Search the material for the word "Important" and copy each line that holds it.

### Supplied information
__________________________________________________

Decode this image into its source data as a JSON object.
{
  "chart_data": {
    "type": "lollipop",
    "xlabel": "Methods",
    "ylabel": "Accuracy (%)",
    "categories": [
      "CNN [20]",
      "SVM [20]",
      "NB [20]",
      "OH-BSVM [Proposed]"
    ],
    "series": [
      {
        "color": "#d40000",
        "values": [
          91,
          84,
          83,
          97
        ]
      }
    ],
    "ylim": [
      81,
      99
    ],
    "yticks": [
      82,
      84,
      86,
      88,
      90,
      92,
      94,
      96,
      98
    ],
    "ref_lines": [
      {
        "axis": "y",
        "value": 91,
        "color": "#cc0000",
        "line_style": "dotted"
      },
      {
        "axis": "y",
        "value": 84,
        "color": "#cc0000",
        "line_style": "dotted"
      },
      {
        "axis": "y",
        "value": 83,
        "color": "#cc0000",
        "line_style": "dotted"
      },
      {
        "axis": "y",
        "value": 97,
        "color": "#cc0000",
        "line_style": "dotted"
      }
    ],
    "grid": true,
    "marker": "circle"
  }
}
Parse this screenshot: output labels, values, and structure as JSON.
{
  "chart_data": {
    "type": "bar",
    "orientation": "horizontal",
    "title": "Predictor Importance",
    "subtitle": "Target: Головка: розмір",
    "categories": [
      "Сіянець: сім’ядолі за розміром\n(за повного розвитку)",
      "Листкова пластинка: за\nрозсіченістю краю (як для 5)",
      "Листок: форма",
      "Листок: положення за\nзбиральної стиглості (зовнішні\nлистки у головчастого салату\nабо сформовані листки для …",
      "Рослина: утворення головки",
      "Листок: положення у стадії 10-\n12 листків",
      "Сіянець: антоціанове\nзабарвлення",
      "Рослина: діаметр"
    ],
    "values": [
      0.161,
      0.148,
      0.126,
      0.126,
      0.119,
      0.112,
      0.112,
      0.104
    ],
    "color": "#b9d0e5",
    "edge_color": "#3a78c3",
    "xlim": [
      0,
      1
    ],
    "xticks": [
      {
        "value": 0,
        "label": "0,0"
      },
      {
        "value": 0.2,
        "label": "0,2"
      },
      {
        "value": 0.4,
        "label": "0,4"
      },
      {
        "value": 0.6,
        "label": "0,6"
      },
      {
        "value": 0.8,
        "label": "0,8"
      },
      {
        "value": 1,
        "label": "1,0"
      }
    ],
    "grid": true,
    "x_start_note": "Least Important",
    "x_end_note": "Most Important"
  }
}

__________________________________________________

### Written solution
    "x_start_note": "Least Important",
    "x_end_note": "Most Important"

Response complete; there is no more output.